» EXTRACTED ENTRIES:
-.-.-

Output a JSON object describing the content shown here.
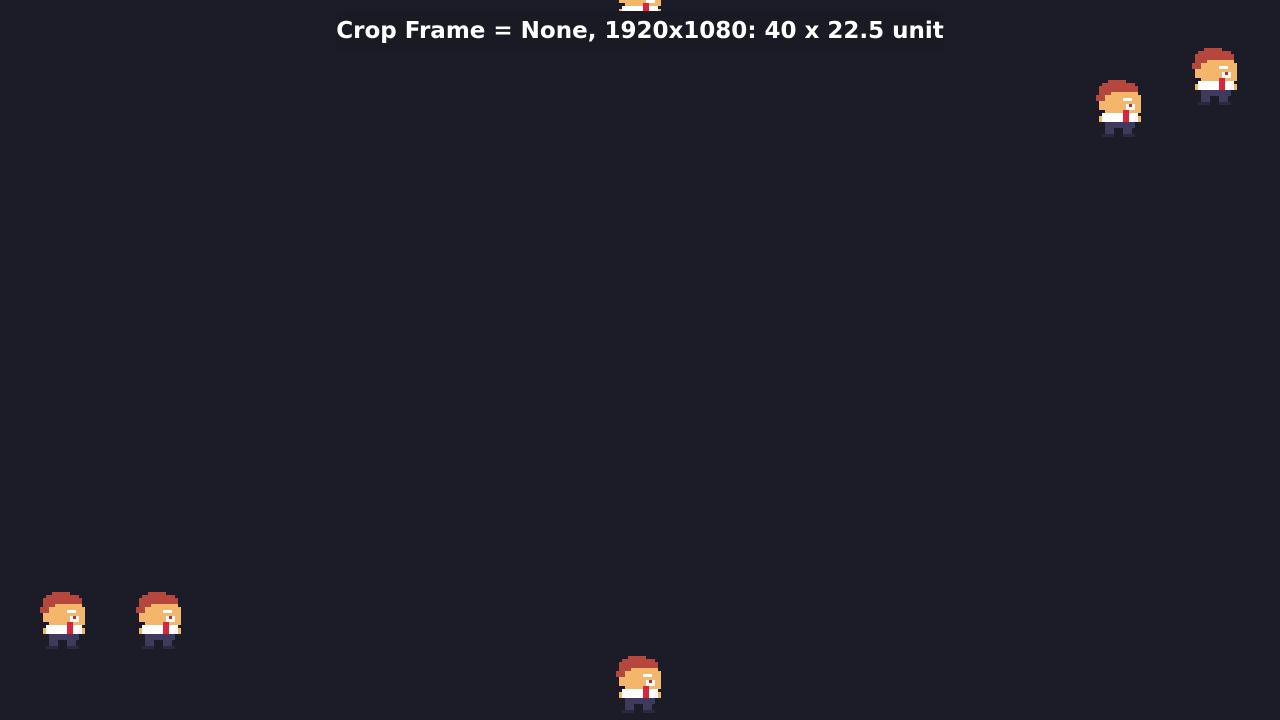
{
  "overlay": {
    "caption": "Crop Frame = None, 1920x1080: 40 x 22.5 unit"
  },
  "scene": {
    "background_color": "#1c1c29",
    "sprite_count": 6,
    "character": {
      "hair_color": "#b5473f",
      "skin_color": "#f3b66b",
      "shirt_color": "#ffffff",
      "tie_color": "#d9263a",
      "pants_color": "#3d3a5c"
    }
  }
}
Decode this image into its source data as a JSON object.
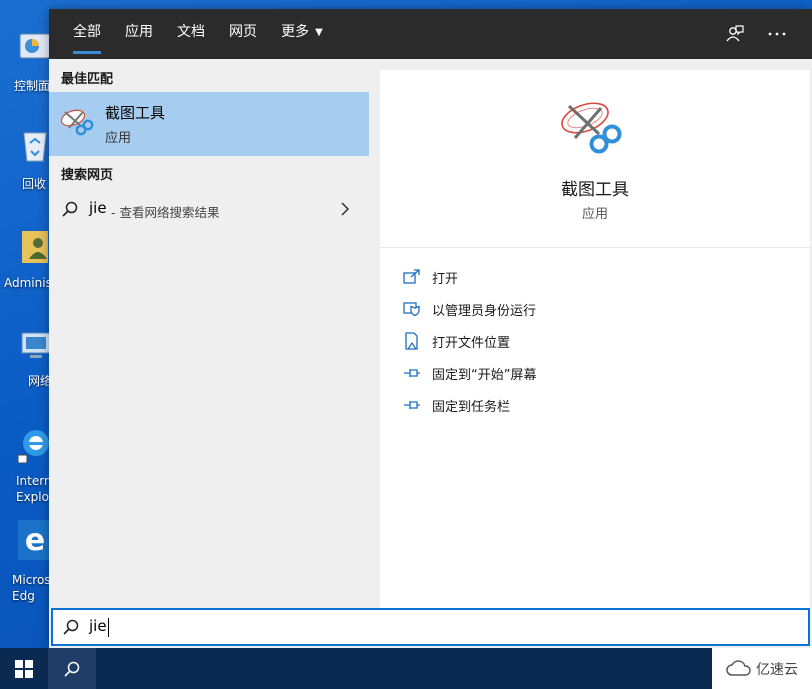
{
  "desktop": {
    "icons": [
      {
        "name": "control-panel-icon",
        "label": "控制面"
      },
      {
        "name": "recycle-bin-icon",
        "label": "回收"
      },
      {
        "name": "user-folder-icon",
        "label": "Adminis"
      },
      {
        "name": "network-icon",
        "label": "网络"
      },
      {
        "name": "internet-explorer-icon",
        "label": "Intern\nExplo"
      },
      {
        "name": "edge-icon",
        "label": "Micros\nEdg"
      }
    ]
  },
  "tabs": {
    "all": "全部",
    "apps": "应用",
    "documents": "文档",
    "web": "网页",
    "more": "更多"
  },
  "results": {
    "best_match_heading": "最佳匹配",
    "best_match": {
      "title": "截图工具",
      "subtitle": "应用"
    },
    "web_heading": "搜索网页",
    "web_query": "jie",
    "web_hint": "- 查看网络搜索结果"
  },
  "detail": {
    "app_name": "截图工具",
    "app_type": "应用",
    "actions": [
      {
        "icon": "open-icon",
        "label": "打开"
      },
      {
        "icon": "admin-shield-icon",
        "label": "以管理员身份运行"
      },
      {
        "icon": "file-location-icon",
        "label": "打开文件位置"
      },
      {
        "icon": "pin-icon",
        "label": "固定到“开始”屏幕"
      },
      {
        "icon": "pin-icon",
        "label": "固定到任务栏"
      }
    ]
  },
  "search": {
    "value": "jie"
  },
  "watermark": {
    "text": "亿速云"
  },
  "colors": {
    "tab_bar": "#2b2b2b",
    "selected_result": "#a6cdf0",
    "accent": "#0a74d4",
    "taskbar": "#0b2a52"
  }
}
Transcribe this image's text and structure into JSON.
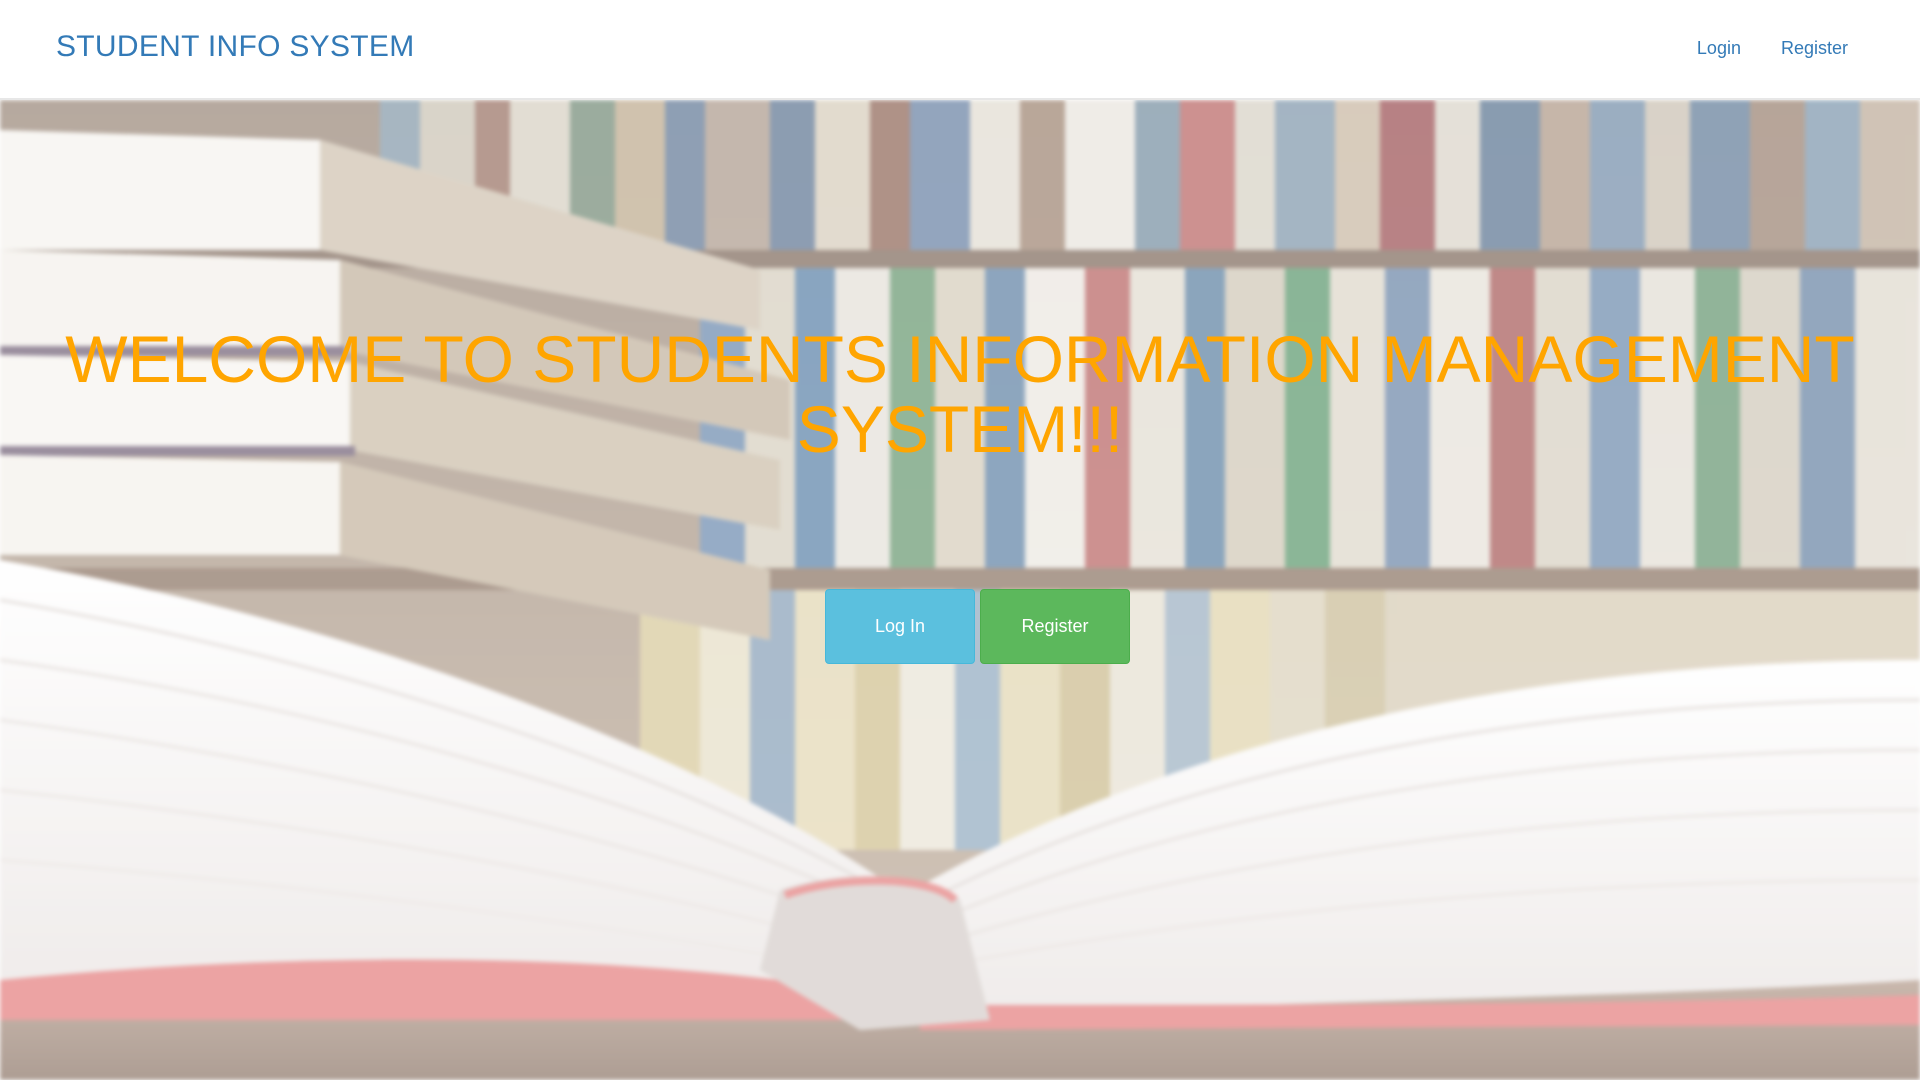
{
  "navbar": {
    "brand": "STUDENT INFO SYSTEM",
    "links": [
      "Login",
      "Register"
    ]
  },
  "hero": {
    "welcome_line1": "WELCOME TO STUDENTS INFORMATION MANAGEMENT",
    "welcome_line2": "SYSTEM!!!",
    "login_button": "Log In",
    "register_button": "Register"
  },
  "colors": {
    "brand": "#337ab7",
    "welcome": "#ffa500",
    "login_button": "#5bc0de",
    "register_button": "#5cb85c"
  }
}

-.-.-

» INSTRUCTIONS FOR THE TASK: In the records above, find the line containing "Transcribe this image's". Reproduce it and every line after it through the last line, omitting pictures.

» EXERCISE OUTPUT:
Transcribe this image's text and structure into JSON.
{
  "navbar": {
    "brand": "STUDENT INFO SYSTEM",
    "links": [
      "Login",
      "Register"
    ]
  },
  "hero": {
    "welcome_line1": "WELCOME TO STUDENTS INFORMATION MANAGEMENT",
    "welcome_line2": "SYSTEM!!!",
    "login_button": "Log In",
    "register_button": "Register"
  },
  "colors": {
    "brand": "#337ab7",
    "welcome": "#ffa500",
    "login_button": "#5bc0de",
    "register_button": "#5cb85c"
  }
}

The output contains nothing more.